WRITTEN REQUEST. Reproduce the listing below word for word, with no pictures.

(Collected data)
------------------------------------------------------------------------

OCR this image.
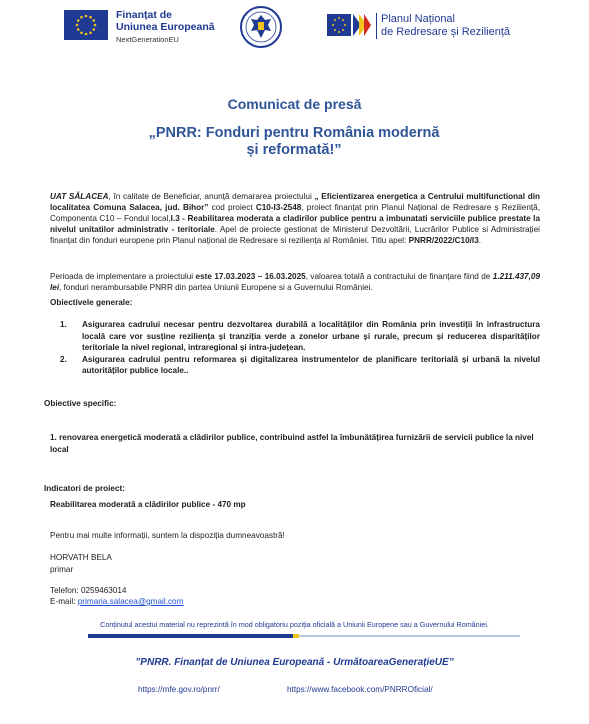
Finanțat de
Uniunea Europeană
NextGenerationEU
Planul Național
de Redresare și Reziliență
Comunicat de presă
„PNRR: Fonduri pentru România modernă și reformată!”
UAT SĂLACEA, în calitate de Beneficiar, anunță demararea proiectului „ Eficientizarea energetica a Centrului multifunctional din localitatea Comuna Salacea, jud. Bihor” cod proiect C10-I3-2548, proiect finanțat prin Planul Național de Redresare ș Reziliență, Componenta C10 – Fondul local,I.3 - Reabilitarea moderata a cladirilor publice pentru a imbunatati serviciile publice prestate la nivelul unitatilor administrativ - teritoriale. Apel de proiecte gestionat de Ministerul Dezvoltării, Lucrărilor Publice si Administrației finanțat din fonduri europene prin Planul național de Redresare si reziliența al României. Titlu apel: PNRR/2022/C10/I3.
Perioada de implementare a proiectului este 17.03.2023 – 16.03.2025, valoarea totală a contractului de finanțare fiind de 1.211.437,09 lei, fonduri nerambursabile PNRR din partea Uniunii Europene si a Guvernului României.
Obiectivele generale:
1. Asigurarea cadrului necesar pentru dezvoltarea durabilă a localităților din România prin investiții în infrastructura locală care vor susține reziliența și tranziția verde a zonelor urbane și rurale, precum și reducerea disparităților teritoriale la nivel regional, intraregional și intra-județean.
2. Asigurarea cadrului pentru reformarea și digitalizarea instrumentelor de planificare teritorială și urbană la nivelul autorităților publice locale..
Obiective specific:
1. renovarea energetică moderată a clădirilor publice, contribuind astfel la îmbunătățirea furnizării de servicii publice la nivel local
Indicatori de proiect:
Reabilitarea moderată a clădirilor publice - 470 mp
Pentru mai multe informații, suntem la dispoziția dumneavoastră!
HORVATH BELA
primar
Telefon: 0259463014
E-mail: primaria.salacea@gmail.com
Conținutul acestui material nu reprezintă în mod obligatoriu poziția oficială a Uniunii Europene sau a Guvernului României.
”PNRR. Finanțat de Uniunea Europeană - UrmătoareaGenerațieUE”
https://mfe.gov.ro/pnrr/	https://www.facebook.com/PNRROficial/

------------------------------------------------------------------------

EXERCISE RESULT.
OCR this image.
Finanțat de
Uniunea Europeană
NextGenerationEU
Planul Național
de Redresare și Reziliență
Comunicat de presă
„PNRR: Fonduri pentru România modernă și reformată!”
UAT SĂLACEA, în calitate de Beneficiar, anunță demararea proiectului „ Eficientizarea energetica a Centrului multifunctional din localitatea Comuna Salacea, jud. Bihor” cod proiect C10-I3-2548, proiect finanțat prin Planul Național de Redresare ș Reziliență, Componenta C10 – Fondul local,I.3 - Reabilitarea moderata a cladirilor publice pentru a imbunatati serviciile publice prestate la nivelul unitatilor administrativ - teritoriale. Apel de proiecte gestionat de Ministerul Dezvoltării, Lucrărilor Publice si Administrației finanțat din fonduri europene prin Planul național de Redresare si reziliența al României. Titlu apel: PNRR/2022/C10/I3.
Perioada de implementare a proiectului este 17.03.2023 – 16.03.2025, valoarea totală a contractului de finanțare fiind de 1.211.437,09 lei, fonduri nerambursabile PNRR din partea Uniunii Europene si a Guvernului României.
Obiectivele generale:
1. Asigurarea cadrului necesar pentru dezvoltarea durabilă a localităților din România prin investiții în infrastructura locală care vor susține reziliența și tranziția verde a zonelor urbane și rurale, precum și reducerea disparităților teritoriale la nivel regional, intraregional și intra-județean.
2. Asigurarea cadrului pentru reformarea și digitalizarea instrumentelor de planificare teritorială și urbană la nivelul autorităților publice locale..
Obiective specific:
1. renovarea energetică moderată a clădirilor publice, contribuind astfel la îmbunătățirea furnizării de servicii publice la nivel local
Indicatori de proiect:
Reabilitarea moderată a clădirilor publice - 470 mp
Pentru mai multe informații, suntem la dispoziția dumneavoastră!
HORVATH BELA
primar
Telefon: 0259463014
E-mail: primaria.salacea@gmail.com
Conținutul acestui material nu reprezintă în mod obligatoriu poziția oficială a Uniunii Europene sau a Guvernului României.
”PNRR. Finanțat de Uniunea Europeană - UrmătoareaGenerațieUE”
https://mfe.gov.ro/pnrr/	https://www.facebook.com/PNRROficial/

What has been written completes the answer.